Data for this task ::
----

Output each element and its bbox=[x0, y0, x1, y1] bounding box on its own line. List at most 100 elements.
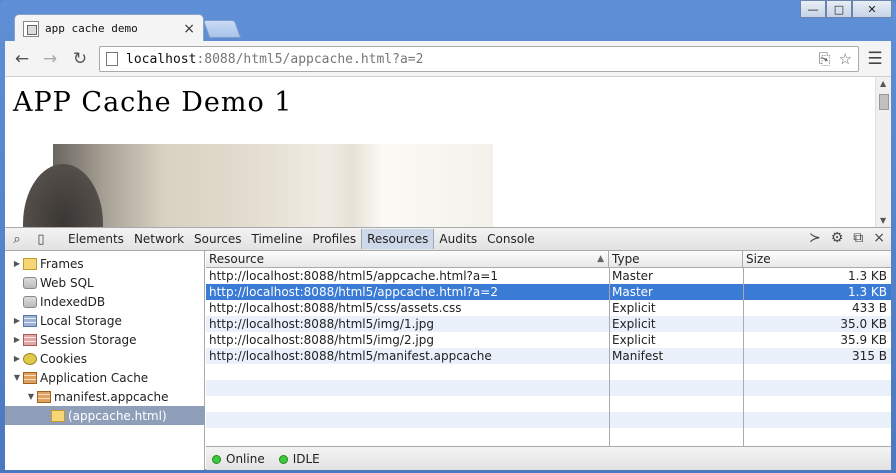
cell-resource: http://localhost:8088/html5/img/1.jpg bbox=[209, 317, 434, 331]
maximize-button[interactable]: □ bbox=[826, 0, 852, 18]
new-tab-button[interactable] bbox=[202, 20, 242, 38]
sidebar-item-label: Web SQL bbox=[40, 275, 94, 290]
dock-icon[interactable]: ⧉ bbox=[853, 230, 863, 246]
table-row[interactable]: http://localhost:8088/html5/manifest.app… bbox=[206, 348, 891, 364]
tab-audits[interactable]: Audits bbox=[434, 229, 482, 249]
tab-console[interactable]: Console bbox=[482, 229, 540, 249]
column-size[interactable]: Size bbox=[743, 251, 891, 268]
scroll-down-icon[interactable]: ▼ bbox=[880, 216, 886, 225]
expand-arrow-icon[interactable]: ▶ bbox=[11, 335, 23, 344]
cell-size: 315 B bbox=[852, 349, 887, 363]
reload-icon[interactable]: ↻ bbox=[69, 49, 91, 69]
scroll-thumb[interactable] bbox=[879, 94, 889, 110]
tab-resources[interactable]: Resources bbox=[361, 229, 435, 249]
tab-sources[interactable]: Sources bbox=[189, 229, 246, 249]
expand-arrow-icon[interactable]: ▶ bbox=[11, 316, 23, 325]
address-bar[interactable]: localhost:8088/html5/appcache.html?a=2 ⎘… bbox=[99, 46, 859, 72]
page-favicon-icon bbox=[23, 20, 39, 37]
cell-type: Manifest bbox=[612, 349, 664, 363]
sidebar-item-label: IndexedDB bbox=[40, 294, 106, 309]
omnibox-actions: ⎘ ☆ bbox=[819, 50, 852, 68]
sidebar-item-application-cache[interactable]: ▼ Application Cache bbox=[5, 368, 205, 387]
sidebar-item-session-storage[interactable]: ▶ Session Storage bbox=[5, 330, 205, 349]
sidebar-item-web-sql[interactable]: Web SQL bbox=[5, 273, 205, 292]
cell-type: Explicit bbox=[612, 333, 656, 347]
column-resource[interactable]: Resource ▲ bbox=[206, 251, 609, 268]
tab-elements[interactable]: Elements bbox=[63, 229, 129, 249]
sidebar-item-label: Session Storage bbox=[40, 332, 137, 347]
column-divider bbox=[743, 268, 744, 446]
status-bar: Online IDLE bbox=[206, 446, 891, 470]
appcache-grid: Resource ▲ Type Size http://localhost:80… bbox=[206, 251, 891, 446]
translate-icon[interactable]: ⎘ bbox=[819, 50, 831, 68]
devtools-actions: ≻ ⚙ ⧉ × bbox=[809, 230, 885, 246]
gear-icon[interactable]: ⚙ bbox=[831, 230, 844, 246]
cache-status: IDLE bbox=[278, 451, 320, 466]
tab-network[interactable]: Network bbox=[129, 229, 189, 249]
devtools-panel: ⌕ ▯ Elements Network Sources Timeline Profil… bbox=[5, 227, 891, 470]
menu-icon[interactable]: ☰ bbox=[865, 49, 885, 69]
browser-toolbar: ← → ↻ localhost:8088/html5/appcache.html… bbox=[5, 41, 891, 77]
sidebar-item-local-storage[interactable]: ▶ Local Storage bbox=[5, 311, 205, 330]
page-scrollbar[interactable]: ▲ ▼ bbox=[875, 77, 891, 227]
browser-tab[interactable]: app cache demo × bbox=[14, 14, 204, 42]
expand-arrow-icon[interactable]: ▼ bbox=[25, 392, 37, 401]
cell-resource: http://localhost:8088/html5/appcache.htm… bbox=[209, 285, 498, 299]
cell-type: Explicit bbox=[612, 301, 656, 315]
title-bar: app cache demo × — □ ✕ bbox=[0, 0, 896, 42]
window-close-button[interactable]: ✕ bbox=[852, 0, 892, 18]
table-row[interactable]: http://localhost:8088/html5/css/assets.c… bbox=[206, 300, 891, 316]
sidebar-item-appcache-html[interactable]: (appcache.html) bbox=[5, 406, 205, 425]
sidebar-item-manifest-appcache[interactable]: ▼ manifest.appcache bbox=[5, 387, 205, 406]
appcache-grid-icon bbox=[37, 390, 51, 403]
empty-row bbox=[206, 396, 891, 412]
tab-timeline[interactable]: Timeline bbox=[247, 229, 308, 249]
cell-resource: http://localhost:8088/html5/img/2.jpg bbox=[209, 333, 434, 347]
back-icon[interactable]: ← bbox=[11, 49, 33, 69]
device-mode-icon[interactable]: ▯ bbox=[29, 232, 53, 247]
resources-sidebar: ▶ Frames Web SQL IndexedDB ▶ Local Storage ▶ Se… bbox=[5, 251, 205, 470]
expand-arrow-icon[interactable]: ▼ bbox=[11, 373, 23, 382]
empty-row bbox=[206, 364, 891, 380]
column-type[interactable]: Type bbox=[609, 251, 743, 268]
cell-type: Master bbox=[612, 285, 653, 299]
forward-icon[interactable]: → bbox=[39, 49, 61, 69]
table-row[interactable]: http://localhost:8088/html5/img/1.jpg Exp… bbox=[206, 316, 891, 332]
online-label: Online bbox=[226, 451, 265, 466]
sidebar-item-label: Frames bbox=[40, 256, 84, 271]
grid-header: Resource ▲ Type Size bbox=[206, 251, 891, 268]
sidebar-item-indexeddb[interactable]: IndexedDB bbox=[5, 292, 205, 311]
window-controls: — □ ✕ bbox=[800, 0, 892, 20]
expand-arrow-icon[interactable]: ▶ bbox=[11, 354, 23, 363]
tab-close-icon[interactable]: × bbox=[183, 21, 195, 37]
table-row[interactable]: http://localhost:8088/html5/appcache.htm… bbox=[206, 284, 891, 300]
cache-status-label: IDLE bbox=[292, 451, 320, 466]
cell-size: 433 B bbox=[852, 301, 887, 315]
storage-grid-icon bbox=[23, 314, 37, 327]
cell-size: 35.0 KB bbox=[840, 317, 887, 331]
folder-icon bbox=[23, 257, 37, 270]
online-dot-icon bbox=[212, 454, 221, 464]
database-icon bbox=[23, 276, 37, 289]
cookie-icon bbox=[23, 352, 37, 365]
bookmark-star-icon[interactable]: ☆ bbox=[839, 50, 852, 68]
sidebar-item-frames[interactable]: ▶ Frames bbox=[5, 254, 205, 273]
minimize-button[interactable]: — bbox=[800, 0, 826, 18]
expand-arrow-icon[interactable]: ▶ bbox=[11, 259, 23, 268]
console-drawer-icon[interactable]: ≻ bbox=[809, 230, 821, 246]
appcache-grid-icon bbox=[23, 371, 37, 384]
inspect-search-icon[interactable]: ⌕ bbox=[5, 232, 29, 247]
close-icon[interactable]: × bbox=[873, 230, 885, 246]
tab-title: app cache demo bbox=[45, 22, 138, 35]
empty-row bbox=[206, 428, 891, 444]
sidebar-item-cookies[interactable]: ▶ Cookies bbox=[5, 349, 205, 368]
table-row[interactable]: http://localhost:8088/html5/appcache.htm… bbox=[206, 268, 891, 284]
sidebar-item-label: manifest.appcache bbox=[54, 389, 169, 404]
scroll-up-icon[interactable]: ▲ bbox=[880, 79, 886, 88]
tab-profiles[interactable]: Profiles bbox=[308, 229, 362, 249]
url-host: localhost bbox=[126, 51, 197, 67]
folder-icon bbox=[51, 409, 65, 422]
sidebar-item-label: Cookies bbox=[40, 351, 87, 366]
table-row[interactable]: http://localhost:8088/html5/img/2.jpg Exp… bbox=[206, 332, 891, 348]
empty-row bbox=[206, 412, 891, 428]
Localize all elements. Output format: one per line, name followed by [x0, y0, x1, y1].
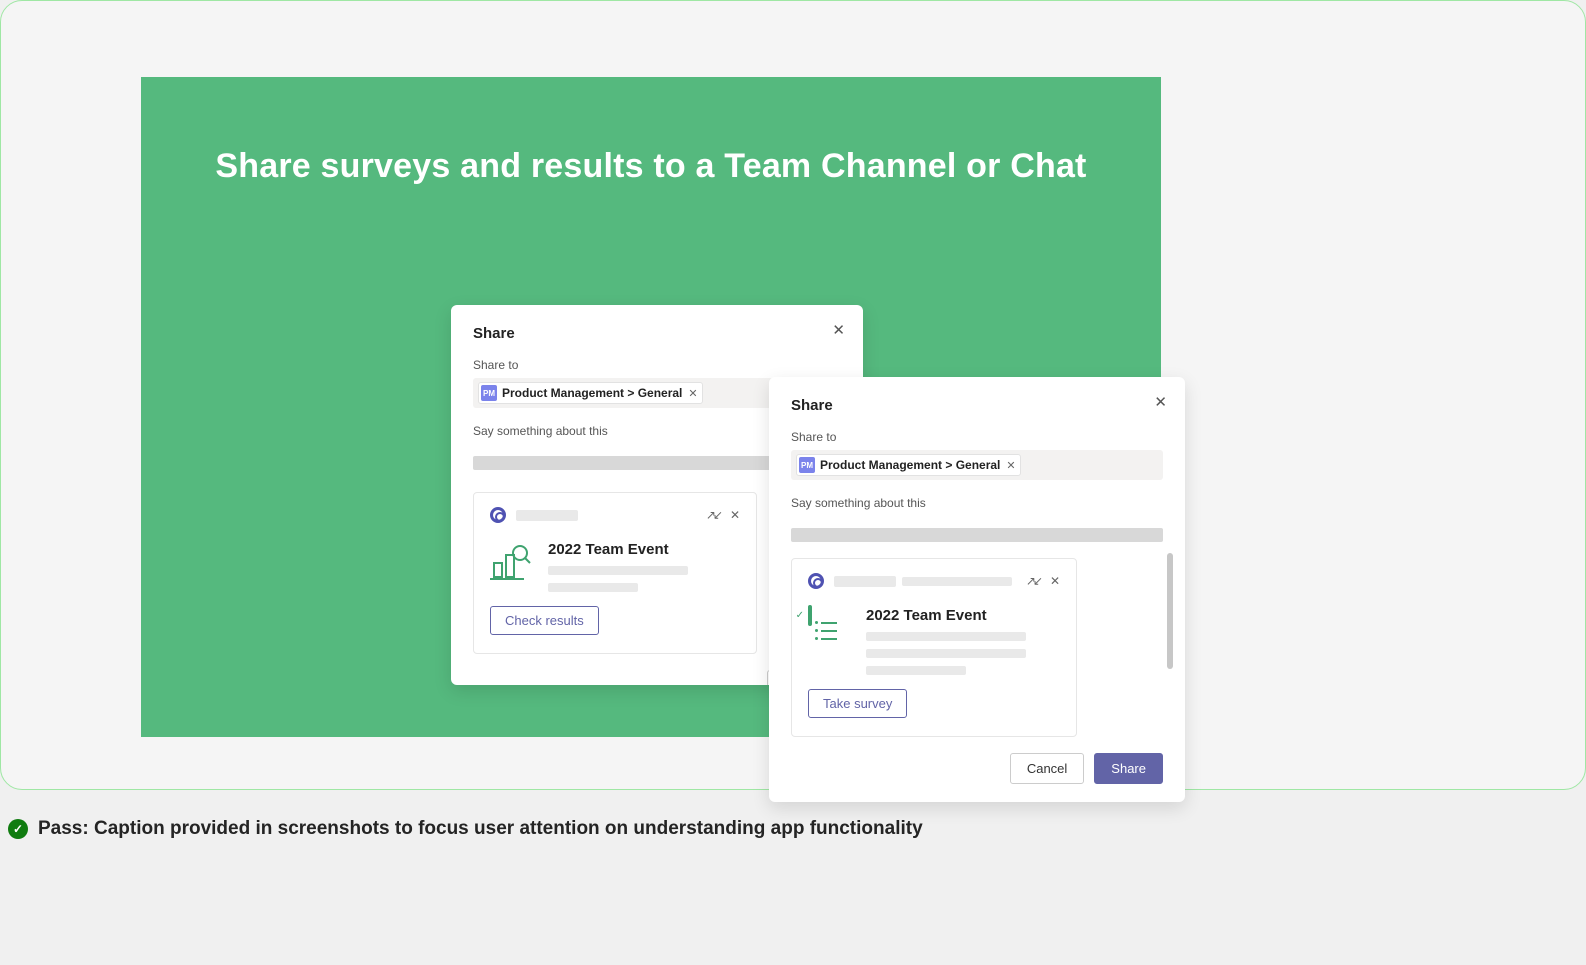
cancel-button[interactable]: Cancel	[1010, 753, 1084, 784]
validation-caption: ✓ Pass: Caption provided in screenshots …	[8, 818, 923, 840]
chip-text: Product Management > General	[502, 386, 682, 400]
channel-chip[interactable]: PM Product Management > General ✕	[478, 382, 703, 404]
chart-icon	[490, 541, 534, 581]
card-controls: ↗↙ ✕	[706, 508, 740, 522]
card-title: 2022 Team Event	[866, 607, 1060, 624]
attachment-card: ↗↙ ✕ 2022 Team Event	[791, 558, 1077, 737]
placeholder-line	[548, 566, 688, 575]
team-avatar-icon: PM	[799, 457, 815, 473]
card-controls: ↗↙ ✕	[1026, 574, 1060, 588]
close-icon[interactable]: ✕	[1154, 393, 1167, 411]
placeholder-line	[866, 649, 1026, 658]
dialog-title: Share	[473, 325, 841, 342]
example-panel: Share surveys and results to a Team Chan…	[141, 77, 1161, 737]
collapse-icon[interactable]: ↗↙	[706, 508, 720, 522]
remove-card-icon[interactable]: ✕	[730, 508, 740, 522]
panel-headline: Share surveys and results to a Team Chan…	[215, 147, 1086, 186]
collapse-icon[interactable]: ↗↙	[1026, 574, 1040, 588]
share-to-field[interactable]: PM Product Management > General ✕	[791, 450, 1163, 480]
team-avatar-icon: PM	[481, 385, 497, 401]
check-results-button[interactable]: Check results	[490, 606, 599, 635]
message-label: Say something about this	[791, 496, 1163, 510]
placeholder-line	[866, 666, 966, 675]
app-logo-icon	[808, 573, 824, 589]
card-header: ↗↙ ✕	[808, 573, 1060, 589]
scrollbar[interactable]	[1167, 553, 1173, 669]
card-header: ↗↙ ✕	[490, 507, 740, 523]
message-input-placeholder[interactable]	[791, 528, 1163, 542]
placeholder-line	[548, 583, 638, 592]
dialog-footer: Cancel Share	[791, 737, 1163, 802]
close-icon[interactable]: ✕	[832, 321, 845, 339]
channel-chip[interactable]: PM Product Management > General ✕	[796, 454, 1021, 476]
placeholder-line	[866, 632, 1026, 641]
card-title: 2022 Team Event	[548, 541, 740, 558]
share-button[interactable]: Share	[1094, 753, 1163, 784]
remove-card-icon[interactable]: ✕	[1050, 574, 1060, 588]
caption-text: Pass: Caption provided in screenshots to…	[38, 818, 923, 840]
remove-chip-icon[interactable]: ✕	[688, 387, 697, 400]
share-to-label: Share to	[791, 430, 1163, 444]
share-to-label: Share to	[473, 358, 841, 372]
remove-chip-icon[interactable]: ✕	[1006, 459, 1015, 472]
placeholder-line	[834, 576, 896, 587]
attachment-card: ↗↙ ✕ 2022 Tea	[473, 492, 757, 654]
placeholder-line	[902, 577, 1012, 586]
chip-text: Product Management > General	[820, 458, 1000, 472]
app-logo-icon	[490, 507, 506, 523]
survey-icon	[808, 607, 852, 647]
pass-check-icon: ✓	[8, 819, 28, 839]
dialog-title: Share	[791, 397, 1163, 414]
placeholder-line	[516, 510, 578, 521]
share-dialog-survey: Share ✕ Share to PM Product Management >…	[769, 377, 1185, 802]
success-example-frame: Share surveys and results to a Team Chan…	[0, 0, 1586, 790]
take-survey-button[interactable]: Take survey	[808, 689, 907, 718]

----

Task details :: Turn the record lines into a JSON list of strings, one string per line. Start with the line containing "753, 1084, 784]" and go through the line containing "382, 703, 404]", leaving out any blank lines.

Solution below ::
[
  "cancel-button[interactable]: Cancel\t[1010, 753, 1084, 784]",
  "validation-caption: ✓ Pass: Caption provided in screenshots …\t[8, 818, 923, 840]",
  "chip-text: Product Management > General\t[502, 386, 682, 400]",
  "channel-chip[interactable]: PM Product Management > General ✕\t[478, 382, 703, 404]"
]